> **OBJECTIVE**
Copy every one of the following records line by line, keeping each character unchanged.

> **DATA SECTION**
▬▬▬
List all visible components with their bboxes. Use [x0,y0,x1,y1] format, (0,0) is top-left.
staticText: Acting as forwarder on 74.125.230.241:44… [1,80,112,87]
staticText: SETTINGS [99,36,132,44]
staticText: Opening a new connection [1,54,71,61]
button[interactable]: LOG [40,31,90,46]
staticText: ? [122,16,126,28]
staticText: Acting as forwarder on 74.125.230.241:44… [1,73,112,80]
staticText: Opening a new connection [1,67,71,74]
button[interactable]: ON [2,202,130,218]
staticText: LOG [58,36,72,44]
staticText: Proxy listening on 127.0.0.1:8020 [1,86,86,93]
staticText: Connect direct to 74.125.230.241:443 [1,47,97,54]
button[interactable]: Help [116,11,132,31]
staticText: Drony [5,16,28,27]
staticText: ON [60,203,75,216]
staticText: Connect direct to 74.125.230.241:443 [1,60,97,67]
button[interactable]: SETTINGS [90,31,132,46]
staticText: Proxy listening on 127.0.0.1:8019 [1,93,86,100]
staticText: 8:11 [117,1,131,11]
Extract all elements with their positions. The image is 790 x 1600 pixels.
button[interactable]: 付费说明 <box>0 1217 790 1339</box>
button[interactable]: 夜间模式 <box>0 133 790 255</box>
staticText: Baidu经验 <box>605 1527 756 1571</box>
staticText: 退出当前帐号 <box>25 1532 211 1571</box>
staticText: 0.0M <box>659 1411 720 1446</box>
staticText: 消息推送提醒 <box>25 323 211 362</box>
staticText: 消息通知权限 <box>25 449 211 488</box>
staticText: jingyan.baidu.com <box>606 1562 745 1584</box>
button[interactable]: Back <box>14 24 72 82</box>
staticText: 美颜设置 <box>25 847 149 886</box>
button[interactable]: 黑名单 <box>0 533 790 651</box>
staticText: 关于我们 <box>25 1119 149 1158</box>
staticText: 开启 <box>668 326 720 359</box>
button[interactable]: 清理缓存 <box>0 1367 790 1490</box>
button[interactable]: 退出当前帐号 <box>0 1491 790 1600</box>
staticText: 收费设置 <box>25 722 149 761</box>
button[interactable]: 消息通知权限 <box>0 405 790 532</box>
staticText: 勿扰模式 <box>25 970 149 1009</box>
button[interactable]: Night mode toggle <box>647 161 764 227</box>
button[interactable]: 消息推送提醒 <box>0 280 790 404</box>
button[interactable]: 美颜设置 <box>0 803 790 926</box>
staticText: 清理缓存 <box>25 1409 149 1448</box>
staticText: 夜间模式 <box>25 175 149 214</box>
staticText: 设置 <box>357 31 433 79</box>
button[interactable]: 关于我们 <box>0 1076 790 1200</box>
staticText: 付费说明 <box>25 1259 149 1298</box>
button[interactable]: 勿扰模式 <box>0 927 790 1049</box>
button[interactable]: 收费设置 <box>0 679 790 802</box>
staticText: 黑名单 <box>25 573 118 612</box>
▬▬▬
> **ANSWER IN FULL**
List all visible components with their bboxes. Use [x0,y0,x1,y1] format, (0,0) is top-left.
staticText: Acting as forwarder on 74.125.230.241:44… [1,80,112,87]
staticText: SETTINGS [99,36,132,44]
staticText: Opening a new connection [1,54,71,61]
button[interactable]: LOG [40,31,90,46]
staticText: ? [122,16,126,28]
staticText: Acting as forwarder on 74.125.230.241:44… [1,73,112,80]
staticText: Opening a new connection [1,67,71,74]
button[interactable]: ON [2,202,130,218]
staticText: LOG [58,36,72,44]
staticText: Proxy listening on 127.0.0.1:8020 [1,86,86,93]
staticText: Connect direct to 74.125.230.241:443 [1,47,97,54]
button[interactable]: Help [116,11,132,31]
staticText: Drony [5,16,28,27]
staticText: ON [60,203,75,216]
staticText: Connect direct to 74.125.230.241:443 [1,60,97,67]
button[interactable]: SETTINGS [90,31,132,46]
staticText: Proxy listening on 127.0.0.1:8019 [1,93,86,100]
staticText: 8:11 [117,1,131,11]
Extract all elements with their positions. The image is 790 x 1600 pixels.
button[interactable]: 付费说明 <box>0 1217 790 1339</box>
button[interactable]: 夜间模式 <box>0 133 790 255</box>
staticText: Baidu经验 <box>605 1527 756 1571</box>
staticText: 退出当前帐号 <box>25 1532 211 1571</box>
staticText: 0.0M <box>659 1411 720 1446</box>
staticText: 消息推送提醒 <box>25 323 211 362</box>
staticText: 消息通知权限 <box>25 449 211 488</box>
staticText: jingyan.baidu.com <box>606 1562 745 1584</box>
button[interactable]: Back <box>14 24 72 82</box>
staticText: 美颜设置 <box>25 847 149 886</box>
button[interactable]: 黑名单 <box>0 533 790 651</box>
staticText: 关于我们 <box>25 1119 149 1158</box>
staticText: 开启 <box>668 326 720 359</box>
button[interactable]: 清理缓存 <box>0 1367 790 1490</box>
button[interactable]: 退出当前帐号 <box>0 1491 790 1600</box>
staticText: 收费设置 <box>25 722 149 761</box>
button[interactable]: 消息通知权限 <box>0 405 790 532</box>
staticText: 勿扰模式 <box>25 970 149 1009</box>
button[interactable]: Night mode toggle <box>647 161 764 227</box>
button[interactable]: 消息推送提醒 <box>0 280 790 404</box>
button[interactable]: 美颜设置 <box>0 803 790 926</box>
staticText: 清理缓存 <box>25 1409 149 1448</box>
staticText: 夜间模式 <box>25 175 149 214</box>
staticText: 设置 <box>357 31 433 79</box>
button[interactable]: 关于我们 <box>0 1076 790 1200</box>
staticText: 付费说明 <box>25 1259 149 1298</box>
button[interactable]: 勿扰模式 <box>0 927 790 1049</box>
button[interactable]: 收费设置 <box>0 679 790 802</box>
staticText: 黑名单 <box>25 573 118 612</box>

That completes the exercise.